§ EXERCISE GOAL
Leave the pictures out and quote only the lines from the one with "Transcribe the text in this document." down to the end of the listing below.

§ ENTRIES
◆ ◆ ◆ ◆ ◆

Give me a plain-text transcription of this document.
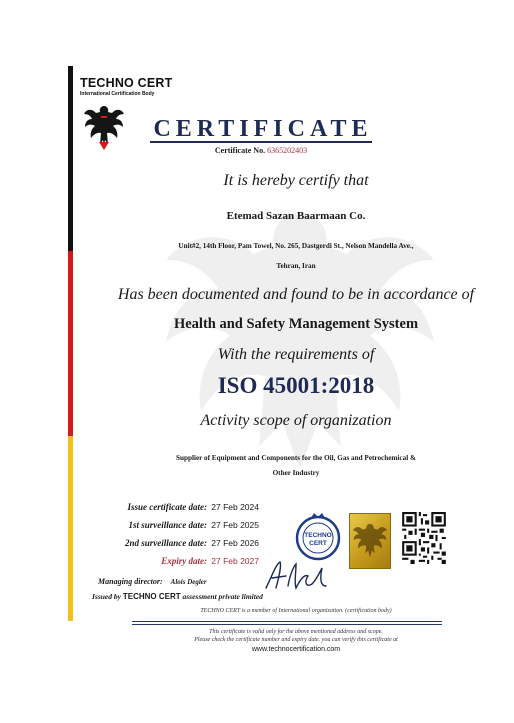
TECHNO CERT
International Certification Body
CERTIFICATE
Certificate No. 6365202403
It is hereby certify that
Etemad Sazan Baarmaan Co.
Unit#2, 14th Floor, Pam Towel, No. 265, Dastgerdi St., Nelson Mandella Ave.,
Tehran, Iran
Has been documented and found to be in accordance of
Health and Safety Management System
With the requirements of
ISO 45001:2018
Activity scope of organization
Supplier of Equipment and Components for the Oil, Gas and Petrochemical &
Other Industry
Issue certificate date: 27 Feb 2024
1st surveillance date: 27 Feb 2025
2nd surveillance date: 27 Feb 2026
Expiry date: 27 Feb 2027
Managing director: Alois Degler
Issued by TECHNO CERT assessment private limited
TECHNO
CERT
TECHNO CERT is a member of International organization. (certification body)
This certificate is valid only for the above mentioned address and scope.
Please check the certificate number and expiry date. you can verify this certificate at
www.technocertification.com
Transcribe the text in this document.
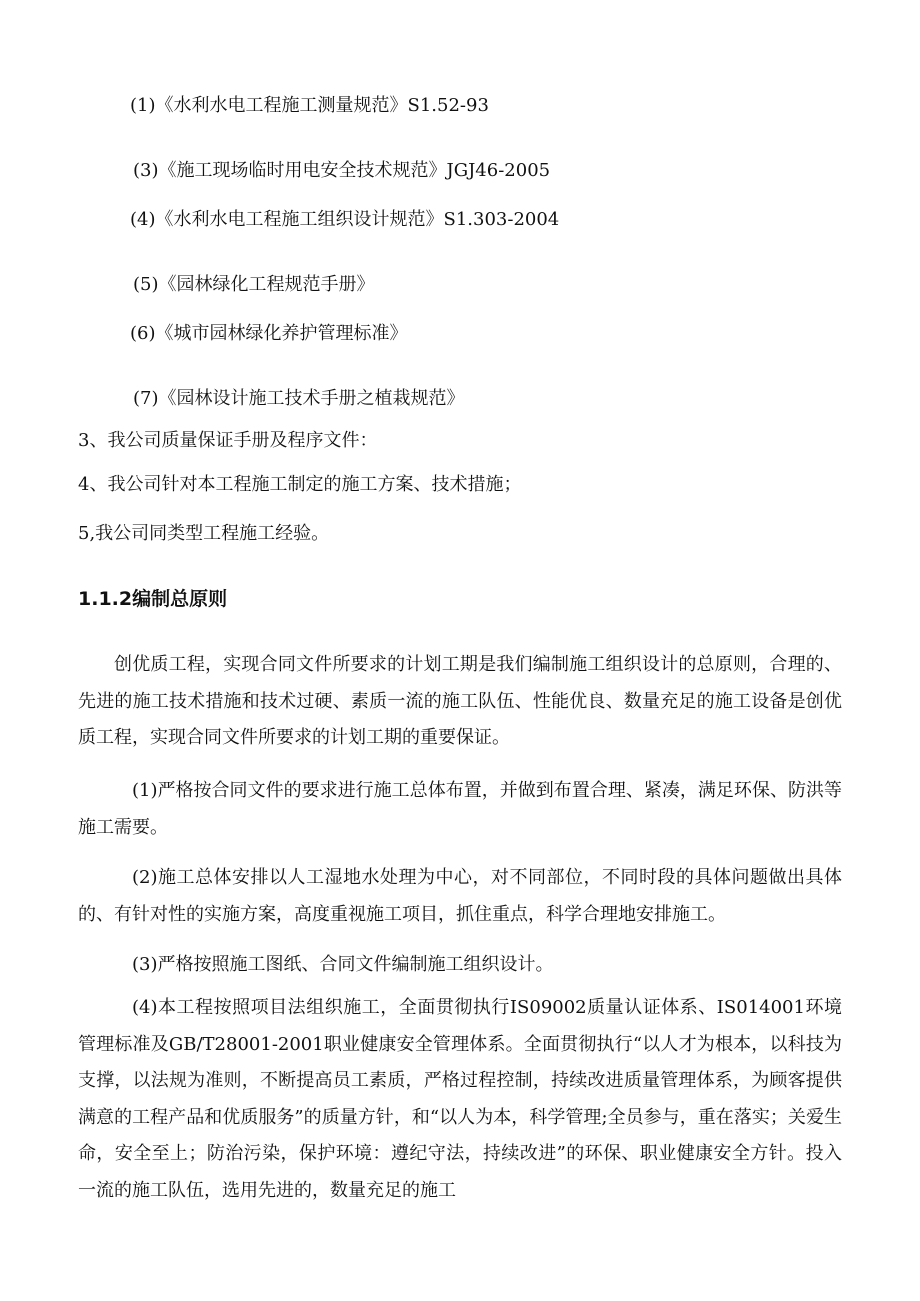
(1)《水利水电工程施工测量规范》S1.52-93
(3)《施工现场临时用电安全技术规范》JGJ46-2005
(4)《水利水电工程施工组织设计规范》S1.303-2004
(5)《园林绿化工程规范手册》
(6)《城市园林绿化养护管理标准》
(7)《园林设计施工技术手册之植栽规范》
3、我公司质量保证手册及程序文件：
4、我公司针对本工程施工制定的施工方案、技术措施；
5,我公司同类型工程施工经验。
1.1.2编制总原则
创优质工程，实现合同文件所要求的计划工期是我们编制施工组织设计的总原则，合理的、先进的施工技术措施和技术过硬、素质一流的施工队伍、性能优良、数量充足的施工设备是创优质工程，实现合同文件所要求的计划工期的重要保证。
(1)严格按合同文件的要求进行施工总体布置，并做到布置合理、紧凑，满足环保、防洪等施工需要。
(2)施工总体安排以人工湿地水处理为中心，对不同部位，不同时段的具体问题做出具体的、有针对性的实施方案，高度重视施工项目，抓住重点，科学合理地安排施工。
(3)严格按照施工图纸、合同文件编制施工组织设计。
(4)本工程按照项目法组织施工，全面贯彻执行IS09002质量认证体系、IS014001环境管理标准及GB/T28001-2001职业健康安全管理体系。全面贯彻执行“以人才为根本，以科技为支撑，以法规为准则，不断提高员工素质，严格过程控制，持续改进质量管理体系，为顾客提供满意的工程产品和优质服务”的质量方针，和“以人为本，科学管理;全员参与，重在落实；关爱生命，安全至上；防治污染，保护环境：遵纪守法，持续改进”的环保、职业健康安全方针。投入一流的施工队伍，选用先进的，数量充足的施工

◆ ◆ ◆ ◆ ◆

§ RESPONSE FOR THIS EXERCISE
Transcribe the text in this document.
(1)《水利水电工程施工测量规范》S1.52-93
(3)《施工现场临时用电安全技术规范》JGJ46-2005
(4)《水利水电工程施工组织设计规范》S1.303-2004
(5)《园林绿化工程规范手册》
(6)《城市园林绿化养护管理标准》
(7)《园林设计施工技术手册之植栽规范》
3、我公司质量保证手册及程序文件：
4、我公司针对本工程施工制定的施工方案、技术措施；
5,我公司同类型工程施工经验。
1.1.2编制总原则
创优质工程，实现合同文件所要求的计划工期是我们编制施工组织设计的总原则，合理的、先进的施工技术措施和技术过硬、素质一流的施工队伍、性能优良、数量充足的施工设备是创优质工程，实现合同文件所要求的计划工期的重要保证。
(1)严格按合同文件的要求进行施工总体布置，并做到布置合理、紧凑，满足环保、防洪等施工需要。
(2)施工总体安排以人工湿地水处理为中心，对不同部位，不同时段的具体问题做出具体的、有针对性的实施方案，高度重视施工项目，抓住重点，科学合理地安排施工。
(3)严格按照施工图纸、合同文件编制施工组织设计。
(4)本工程按照项目法组织施工，全面贯彻执行IS09002质量认证体系、IS014001环境管理标准及GB/T28001-2001职业健康安全管理体系。全面贯彻执行“以人才为根本，以科技为支撑，以法规为准则，不断提高员工素质，严格过程控制，持续改进质量管理体系，为顾客提供满意的工程产品和优质服务”的质量方针，和“以人为本，科学管理;全员参与，重在落实；关爱生命，安全至上；防治污染，保护环境：遵纪守法，持续改进”的环保、职业健康安全方针。投入一流的施工队伍，选用先进的，数量充足的施工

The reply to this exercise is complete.